[Begin Dataset content]

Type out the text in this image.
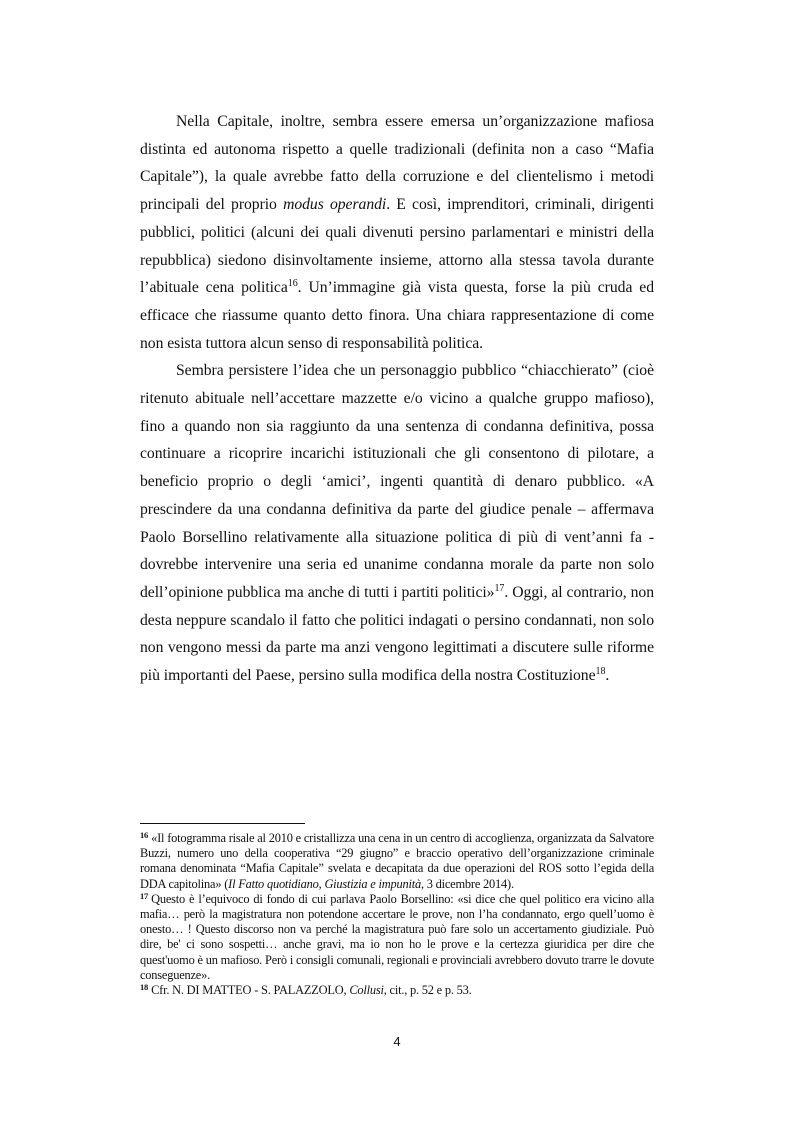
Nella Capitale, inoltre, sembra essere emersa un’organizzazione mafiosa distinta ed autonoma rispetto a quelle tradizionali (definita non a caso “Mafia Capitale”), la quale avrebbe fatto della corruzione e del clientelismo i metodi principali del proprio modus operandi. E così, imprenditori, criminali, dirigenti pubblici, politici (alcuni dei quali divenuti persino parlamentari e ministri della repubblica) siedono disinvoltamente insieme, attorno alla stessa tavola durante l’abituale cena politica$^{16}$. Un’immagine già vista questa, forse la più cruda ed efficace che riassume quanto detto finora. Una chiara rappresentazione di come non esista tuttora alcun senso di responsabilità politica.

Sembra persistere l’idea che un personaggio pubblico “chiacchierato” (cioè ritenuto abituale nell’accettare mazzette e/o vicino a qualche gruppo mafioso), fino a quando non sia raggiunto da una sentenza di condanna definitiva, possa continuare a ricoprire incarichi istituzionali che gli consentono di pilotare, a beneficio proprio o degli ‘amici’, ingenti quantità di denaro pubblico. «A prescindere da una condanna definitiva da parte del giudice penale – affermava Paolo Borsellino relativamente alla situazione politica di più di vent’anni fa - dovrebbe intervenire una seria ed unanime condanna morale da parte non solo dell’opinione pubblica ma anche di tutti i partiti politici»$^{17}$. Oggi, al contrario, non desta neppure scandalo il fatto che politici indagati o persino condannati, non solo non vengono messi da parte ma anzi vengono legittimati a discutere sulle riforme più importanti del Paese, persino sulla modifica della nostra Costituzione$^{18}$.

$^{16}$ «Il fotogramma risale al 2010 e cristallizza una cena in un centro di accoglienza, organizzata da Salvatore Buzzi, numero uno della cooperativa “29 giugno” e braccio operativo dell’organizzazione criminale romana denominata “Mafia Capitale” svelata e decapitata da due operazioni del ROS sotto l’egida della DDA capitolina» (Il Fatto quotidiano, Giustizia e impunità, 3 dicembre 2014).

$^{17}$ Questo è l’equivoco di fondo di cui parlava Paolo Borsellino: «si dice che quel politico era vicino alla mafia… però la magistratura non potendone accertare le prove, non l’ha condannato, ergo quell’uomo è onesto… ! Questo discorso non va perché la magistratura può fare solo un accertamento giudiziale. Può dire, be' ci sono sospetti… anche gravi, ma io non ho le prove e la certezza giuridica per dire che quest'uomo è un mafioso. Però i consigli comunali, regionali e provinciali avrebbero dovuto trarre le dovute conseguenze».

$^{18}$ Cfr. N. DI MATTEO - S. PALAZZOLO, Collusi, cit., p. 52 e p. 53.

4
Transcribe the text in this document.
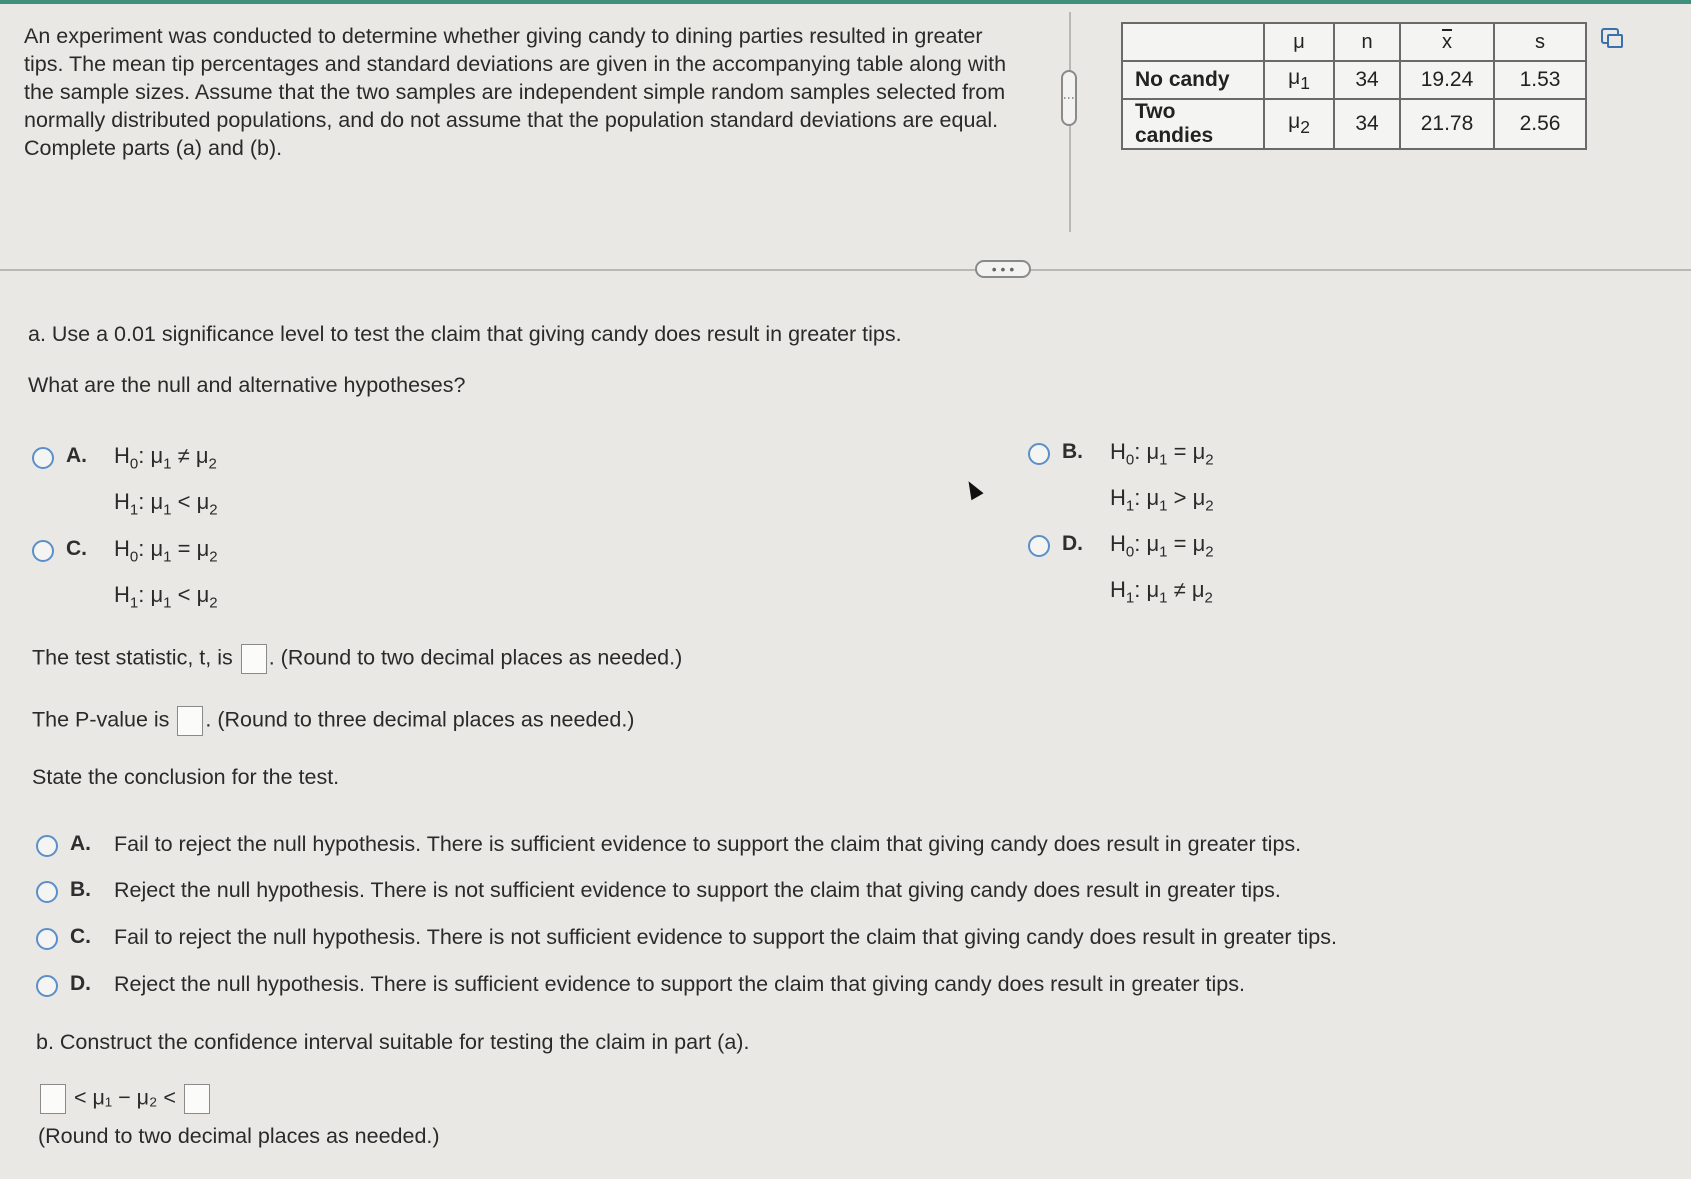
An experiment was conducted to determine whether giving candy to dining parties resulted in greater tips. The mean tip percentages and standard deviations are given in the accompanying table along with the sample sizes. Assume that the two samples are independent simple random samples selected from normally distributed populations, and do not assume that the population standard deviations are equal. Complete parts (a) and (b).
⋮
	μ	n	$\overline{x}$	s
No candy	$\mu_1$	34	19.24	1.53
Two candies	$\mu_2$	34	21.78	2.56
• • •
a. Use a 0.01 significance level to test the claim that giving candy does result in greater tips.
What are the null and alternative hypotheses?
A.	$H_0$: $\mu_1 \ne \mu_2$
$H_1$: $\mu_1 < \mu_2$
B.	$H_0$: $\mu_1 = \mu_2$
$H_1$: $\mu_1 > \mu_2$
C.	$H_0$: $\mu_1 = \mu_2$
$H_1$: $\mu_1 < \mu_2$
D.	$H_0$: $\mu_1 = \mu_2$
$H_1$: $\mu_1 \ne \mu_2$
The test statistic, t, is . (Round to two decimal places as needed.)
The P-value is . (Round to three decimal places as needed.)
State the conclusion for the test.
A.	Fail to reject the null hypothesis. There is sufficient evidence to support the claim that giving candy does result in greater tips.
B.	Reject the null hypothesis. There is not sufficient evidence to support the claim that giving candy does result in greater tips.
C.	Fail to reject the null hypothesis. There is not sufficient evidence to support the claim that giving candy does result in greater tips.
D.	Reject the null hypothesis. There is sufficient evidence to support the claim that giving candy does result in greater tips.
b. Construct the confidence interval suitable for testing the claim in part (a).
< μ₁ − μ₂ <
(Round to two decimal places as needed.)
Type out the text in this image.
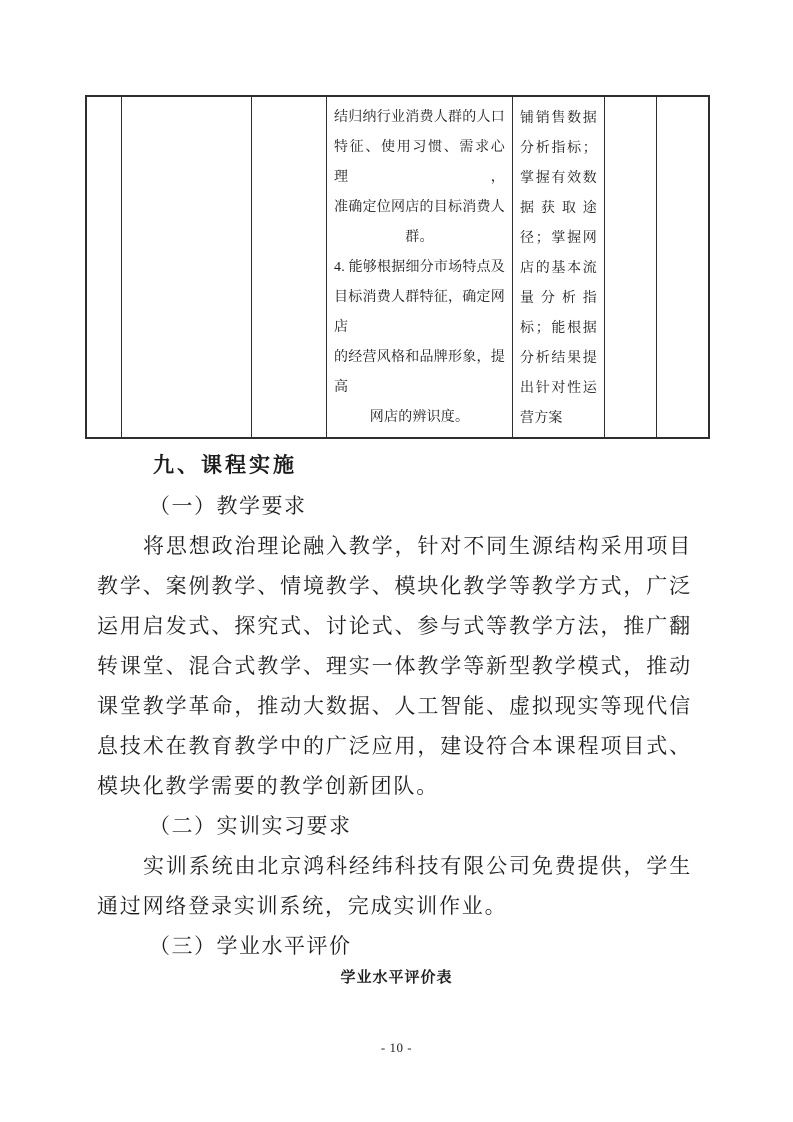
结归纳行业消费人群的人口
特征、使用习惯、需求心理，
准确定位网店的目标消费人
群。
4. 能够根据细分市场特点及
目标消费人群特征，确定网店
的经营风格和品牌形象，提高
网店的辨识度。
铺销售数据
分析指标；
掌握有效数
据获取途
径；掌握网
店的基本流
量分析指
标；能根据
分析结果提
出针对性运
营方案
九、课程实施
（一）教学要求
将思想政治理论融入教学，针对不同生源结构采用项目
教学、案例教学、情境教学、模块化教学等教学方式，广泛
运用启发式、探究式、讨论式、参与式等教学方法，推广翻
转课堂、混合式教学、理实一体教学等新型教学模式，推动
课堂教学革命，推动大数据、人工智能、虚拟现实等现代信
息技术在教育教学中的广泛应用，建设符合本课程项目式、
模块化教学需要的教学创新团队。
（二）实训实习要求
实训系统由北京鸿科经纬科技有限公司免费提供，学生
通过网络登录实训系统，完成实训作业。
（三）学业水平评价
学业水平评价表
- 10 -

[End Dataset content]

Work to be completed
Copy all lines from the material that hold "Round".

Solution for this exercise
The test statistic, t, is . (Round to two decimal places as needed.)
The P-value is . (Round to three decimal places as needed.)
(Round to two decimal places as needed.)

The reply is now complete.